* start *
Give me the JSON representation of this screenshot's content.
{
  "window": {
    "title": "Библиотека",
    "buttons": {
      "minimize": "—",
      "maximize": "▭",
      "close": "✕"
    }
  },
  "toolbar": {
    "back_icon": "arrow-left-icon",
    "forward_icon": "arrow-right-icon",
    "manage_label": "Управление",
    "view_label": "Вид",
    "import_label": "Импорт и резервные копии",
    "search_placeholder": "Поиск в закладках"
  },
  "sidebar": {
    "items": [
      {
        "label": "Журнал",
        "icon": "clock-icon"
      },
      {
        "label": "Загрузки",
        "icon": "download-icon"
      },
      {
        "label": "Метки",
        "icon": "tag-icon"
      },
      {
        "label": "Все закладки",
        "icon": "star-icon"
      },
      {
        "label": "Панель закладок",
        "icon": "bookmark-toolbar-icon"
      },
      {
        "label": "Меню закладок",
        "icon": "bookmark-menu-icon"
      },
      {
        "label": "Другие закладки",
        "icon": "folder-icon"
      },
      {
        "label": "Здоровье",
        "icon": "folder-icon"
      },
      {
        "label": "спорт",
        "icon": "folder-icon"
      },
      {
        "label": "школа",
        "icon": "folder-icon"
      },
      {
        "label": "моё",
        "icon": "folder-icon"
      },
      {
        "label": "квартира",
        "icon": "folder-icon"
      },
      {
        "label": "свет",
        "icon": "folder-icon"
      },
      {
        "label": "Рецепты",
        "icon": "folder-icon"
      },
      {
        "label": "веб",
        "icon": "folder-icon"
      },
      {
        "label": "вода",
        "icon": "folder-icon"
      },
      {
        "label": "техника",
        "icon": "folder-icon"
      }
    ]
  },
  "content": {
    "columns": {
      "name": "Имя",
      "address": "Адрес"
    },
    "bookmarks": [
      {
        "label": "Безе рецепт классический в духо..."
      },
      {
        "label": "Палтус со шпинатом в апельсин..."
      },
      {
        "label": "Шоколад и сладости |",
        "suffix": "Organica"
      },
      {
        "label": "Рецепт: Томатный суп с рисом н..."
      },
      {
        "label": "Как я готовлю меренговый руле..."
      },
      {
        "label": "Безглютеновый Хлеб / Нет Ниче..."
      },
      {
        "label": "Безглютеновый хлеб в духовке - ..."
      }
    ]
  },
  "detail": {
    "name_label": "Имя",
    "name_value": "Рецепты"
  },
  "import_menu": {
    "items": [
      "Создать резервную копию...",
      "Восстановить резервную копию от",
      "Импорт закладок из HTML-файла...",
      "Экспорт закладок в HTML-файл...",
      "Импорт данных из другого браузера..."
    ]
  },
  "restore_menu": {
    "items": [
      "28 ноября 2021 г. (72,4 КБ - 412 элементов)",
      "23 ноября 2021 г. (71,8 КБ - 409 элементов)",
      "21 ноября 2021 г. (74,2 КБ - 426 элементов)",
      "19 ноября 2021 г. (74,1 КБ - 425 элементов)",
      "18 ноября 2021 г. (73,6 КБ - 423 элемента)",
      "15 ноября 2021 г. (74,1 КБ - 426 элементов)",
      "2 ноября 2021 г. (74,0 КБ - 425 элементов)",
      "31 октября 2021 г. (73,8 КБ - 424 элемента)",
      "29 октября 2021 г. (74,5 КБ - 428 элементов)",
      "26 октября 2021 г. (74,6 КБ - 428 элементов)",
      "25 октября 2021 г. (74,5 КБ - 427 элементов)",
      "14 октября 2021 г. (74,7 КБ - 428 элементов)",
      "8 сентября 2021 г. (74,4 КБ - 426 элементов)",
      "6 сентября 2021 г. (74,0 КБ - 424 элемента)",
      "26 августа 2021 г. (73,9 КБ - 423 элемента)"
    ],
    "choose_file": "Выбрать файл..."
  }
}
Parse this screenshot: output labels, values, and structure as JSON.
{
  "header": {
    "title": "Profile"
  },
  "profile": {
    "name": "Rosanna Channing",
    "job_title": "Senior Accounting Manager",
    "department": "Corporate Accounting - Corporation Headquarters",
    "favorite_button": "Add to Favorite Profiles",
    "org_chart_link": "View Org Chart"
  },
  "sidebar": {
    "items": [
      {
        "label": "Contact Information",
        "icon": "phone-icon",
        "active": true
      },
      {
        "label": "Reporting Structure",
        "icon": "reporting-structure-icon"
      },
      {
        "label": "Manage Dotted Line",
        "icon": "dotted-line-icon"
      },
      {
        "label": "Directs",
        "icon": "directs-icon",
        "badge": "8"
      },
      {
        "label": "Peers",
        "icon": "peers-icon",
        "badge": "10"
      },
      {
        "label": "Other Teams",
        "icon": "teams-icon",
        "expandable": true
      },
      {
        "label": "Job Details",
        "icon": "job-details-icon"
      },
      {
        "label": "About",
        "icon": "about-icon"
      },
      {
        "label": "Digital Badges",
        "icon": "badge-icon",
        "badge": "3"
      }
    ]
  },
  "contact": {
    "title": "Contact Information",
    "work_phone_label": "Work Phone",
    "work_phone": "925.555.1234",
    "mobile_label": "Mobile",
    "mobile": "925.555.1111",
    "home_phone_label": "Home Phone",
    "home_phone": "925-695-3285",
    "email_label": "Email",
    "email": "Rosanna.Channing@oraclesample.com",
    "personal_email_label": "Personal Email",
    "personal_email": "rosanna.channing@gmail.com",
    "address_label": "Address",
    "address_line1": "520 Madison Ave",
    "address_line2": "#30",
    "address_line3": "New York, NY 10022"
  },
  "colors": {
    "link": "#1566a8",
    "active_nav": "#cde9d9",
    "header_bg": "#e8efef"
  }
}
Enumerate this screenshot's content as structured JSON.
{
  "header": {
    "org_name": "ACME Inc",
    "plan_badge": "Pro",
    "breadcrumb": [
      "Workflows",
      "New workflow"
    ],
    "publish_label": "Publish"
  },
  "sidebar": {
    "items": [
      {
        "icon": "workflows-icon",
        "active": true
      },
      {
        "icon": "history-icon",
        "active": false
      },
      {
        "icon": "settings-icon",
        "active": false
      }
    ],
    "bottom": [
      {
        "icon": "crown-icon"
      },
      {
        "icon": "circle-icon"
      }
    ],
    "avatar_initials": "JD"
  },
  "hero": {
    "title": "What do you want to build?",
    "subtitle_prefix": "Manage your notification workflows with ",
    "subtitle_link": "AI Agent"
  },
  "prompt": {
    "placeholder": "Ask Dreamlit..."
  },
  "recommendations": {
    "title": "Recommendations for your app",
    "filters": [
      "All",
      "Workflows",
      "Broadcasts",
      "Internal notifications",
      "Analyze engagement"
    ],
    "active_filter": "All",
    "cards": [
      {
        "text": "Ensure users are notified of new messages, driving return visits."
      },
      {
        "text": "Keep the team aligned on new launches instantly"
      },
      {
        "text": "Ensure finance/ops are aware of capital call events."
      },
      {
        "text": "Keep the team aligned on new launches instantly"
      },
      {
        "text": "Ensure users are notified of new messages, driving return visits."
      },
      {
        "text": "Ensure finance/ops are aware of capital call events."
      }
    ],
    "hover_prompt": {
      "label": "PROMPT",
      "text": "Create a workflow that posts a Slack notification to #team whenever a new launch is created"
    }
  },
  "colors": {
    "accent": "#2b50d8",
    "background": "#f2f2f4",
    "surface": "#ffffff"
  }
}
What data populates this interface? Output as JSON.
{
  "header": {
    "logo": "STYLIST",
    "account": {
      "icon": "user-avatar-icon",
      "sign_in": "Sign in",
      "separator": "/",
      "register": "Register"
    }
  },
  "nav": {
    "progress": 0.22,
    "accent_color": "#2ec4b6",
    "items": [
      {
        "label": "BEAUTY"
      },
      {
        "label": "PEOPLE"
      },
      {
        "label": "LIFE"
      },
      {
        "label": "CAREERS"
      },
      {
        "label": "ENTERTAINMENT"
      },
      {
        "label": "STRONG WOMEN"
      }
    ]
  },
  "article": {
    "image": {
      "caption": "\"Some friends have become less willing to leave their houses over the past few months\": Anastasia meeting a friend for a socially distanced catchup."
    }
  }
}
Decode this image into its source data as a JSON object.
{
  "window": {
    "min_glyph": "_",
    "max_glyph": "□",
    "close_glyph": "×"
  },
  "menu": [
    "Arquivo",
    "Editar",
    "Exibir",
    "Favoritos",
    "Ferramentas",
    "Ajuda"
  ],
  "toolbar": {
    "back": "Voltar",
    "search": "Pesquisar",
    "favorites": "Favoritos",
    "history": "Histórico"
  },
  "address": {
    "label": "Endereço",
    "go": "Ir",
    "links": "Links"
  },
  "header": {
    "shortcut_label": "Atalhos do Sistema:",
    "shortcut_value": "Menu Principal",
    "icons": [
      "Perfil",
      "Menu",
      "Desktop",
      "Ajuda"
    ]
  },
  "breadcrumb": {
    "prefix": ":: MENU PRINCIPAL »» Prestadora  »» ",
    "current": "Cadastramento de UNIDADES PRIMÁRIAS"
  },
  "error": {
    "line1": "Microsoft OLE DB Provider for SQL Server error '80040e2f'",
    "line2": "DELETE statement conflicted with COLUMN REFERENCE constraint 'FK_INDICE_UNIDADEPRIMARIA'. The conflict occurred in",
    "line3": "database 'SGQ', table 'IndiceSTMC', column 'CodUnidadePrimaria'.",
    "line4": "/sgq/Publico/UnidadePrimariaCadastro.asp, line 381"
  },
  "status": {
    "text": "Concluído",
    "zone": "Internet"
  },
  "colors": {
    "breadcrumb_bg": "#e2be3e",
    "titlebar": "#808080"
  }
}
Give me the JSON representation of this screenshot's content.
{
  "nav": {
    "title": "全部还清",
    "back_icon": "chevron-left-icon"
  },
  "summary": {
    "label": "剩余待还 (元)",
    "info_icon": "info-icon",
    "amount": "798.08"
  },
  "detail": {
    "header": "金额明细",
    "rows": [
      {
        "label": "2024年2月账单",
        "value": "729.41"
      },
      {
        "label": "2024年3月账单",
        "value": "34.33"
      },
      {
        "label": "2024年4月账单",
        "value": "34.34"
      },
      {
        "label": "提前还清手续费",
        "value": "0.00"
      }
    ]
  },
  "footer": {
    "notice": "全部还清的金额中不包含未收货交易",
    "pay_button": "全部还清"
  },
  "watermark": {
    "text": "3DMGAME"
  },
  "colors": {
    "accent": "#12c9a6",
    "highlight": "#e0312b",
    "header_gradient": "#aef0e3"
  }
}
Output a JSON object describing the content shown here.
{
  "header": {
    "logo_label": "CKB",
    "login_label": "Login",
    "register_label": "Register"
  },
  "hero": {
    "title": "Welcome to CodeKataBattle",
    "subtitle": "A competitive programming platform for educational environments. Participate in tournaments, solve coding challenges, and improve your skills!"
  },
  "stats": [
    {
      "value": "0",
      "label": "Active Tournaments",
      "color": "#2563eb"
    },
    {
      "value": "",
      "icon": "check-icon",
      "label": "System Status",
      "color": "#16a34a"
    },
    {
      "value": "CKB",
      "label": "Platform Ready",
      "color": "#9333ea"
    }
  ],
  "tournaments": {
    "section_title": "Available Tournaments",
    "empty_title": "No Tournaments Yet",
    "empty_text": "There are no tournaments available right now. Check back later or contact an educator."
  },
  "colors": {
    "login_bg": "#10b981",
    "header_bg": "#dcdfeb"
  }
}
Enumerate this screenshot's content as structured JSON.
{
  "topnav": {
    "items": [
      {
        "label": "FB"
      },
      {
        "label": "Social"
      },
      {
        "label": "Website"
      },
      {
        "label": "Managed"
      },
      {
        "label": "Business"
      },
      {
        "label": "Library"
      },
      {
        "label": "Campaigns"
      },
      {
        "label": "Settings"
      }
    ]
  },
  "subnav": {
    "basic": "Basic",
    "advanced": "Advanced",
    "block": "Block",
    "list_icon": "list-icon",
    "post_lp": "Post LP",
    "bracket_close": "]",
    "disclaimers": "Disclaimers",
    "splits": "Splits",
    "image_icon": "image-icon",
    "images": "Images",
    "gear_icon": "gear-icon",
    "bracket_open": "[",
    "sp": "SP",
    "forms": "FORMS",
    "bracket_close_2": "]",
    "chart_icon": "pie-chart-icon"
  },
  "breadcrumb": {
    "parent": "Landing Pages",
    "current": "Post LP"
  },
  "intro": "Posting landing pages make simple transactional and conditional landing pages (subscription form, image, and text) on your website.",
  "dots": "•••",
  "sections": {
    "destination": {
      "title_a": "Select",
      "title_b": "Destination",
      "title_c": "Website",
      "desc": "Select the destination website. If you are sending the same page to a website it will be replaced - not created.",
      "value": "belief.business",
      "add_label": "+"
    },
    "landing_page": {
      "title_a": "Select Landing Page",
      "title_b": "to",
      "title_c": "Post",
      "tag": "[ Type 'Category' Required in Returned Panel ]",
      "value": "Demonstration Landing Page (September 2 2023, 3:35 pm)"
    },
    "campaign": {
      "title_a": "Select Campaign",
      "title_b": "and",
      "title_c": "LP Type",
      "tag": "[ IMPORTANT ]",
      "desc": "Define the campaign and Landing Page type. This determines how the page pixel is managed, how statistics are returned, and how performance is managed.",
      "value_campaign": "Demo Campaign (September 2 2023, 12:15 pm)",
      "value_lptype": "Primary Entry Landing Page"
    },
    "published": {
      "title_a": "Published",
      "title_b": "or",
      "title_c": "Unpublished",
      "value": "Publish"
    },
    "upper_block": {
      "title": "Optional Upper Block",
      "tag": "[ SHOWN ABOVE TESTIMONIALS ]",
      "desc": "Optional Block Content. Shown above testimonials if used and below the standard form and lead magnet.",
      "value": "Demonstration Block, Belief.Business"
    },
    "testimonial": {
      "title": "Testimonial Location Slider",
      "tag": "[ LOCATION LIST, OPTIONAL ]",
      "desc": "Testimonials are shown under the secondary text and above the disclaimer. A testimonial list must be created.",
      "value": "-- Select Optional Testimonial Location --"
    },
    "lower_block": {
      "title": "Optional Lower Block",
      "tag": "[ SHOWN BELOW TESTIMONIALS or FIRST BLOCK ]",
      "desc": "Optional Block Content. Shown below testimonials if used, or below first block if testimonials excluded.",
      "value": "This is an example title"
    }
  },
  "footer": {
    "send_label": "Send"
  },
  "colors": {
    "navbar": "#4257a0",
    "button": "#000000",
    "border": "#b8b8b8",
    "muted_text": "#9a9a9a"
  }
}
* end *
[What to produce]: Return every line above in which the string "Импорт" occurs.

[Final answer]:
    "import_label": "Импорт и резервные копии",
      "Импорт закладок из HTML-файла...",
      "Импорт данных из другого браузера..."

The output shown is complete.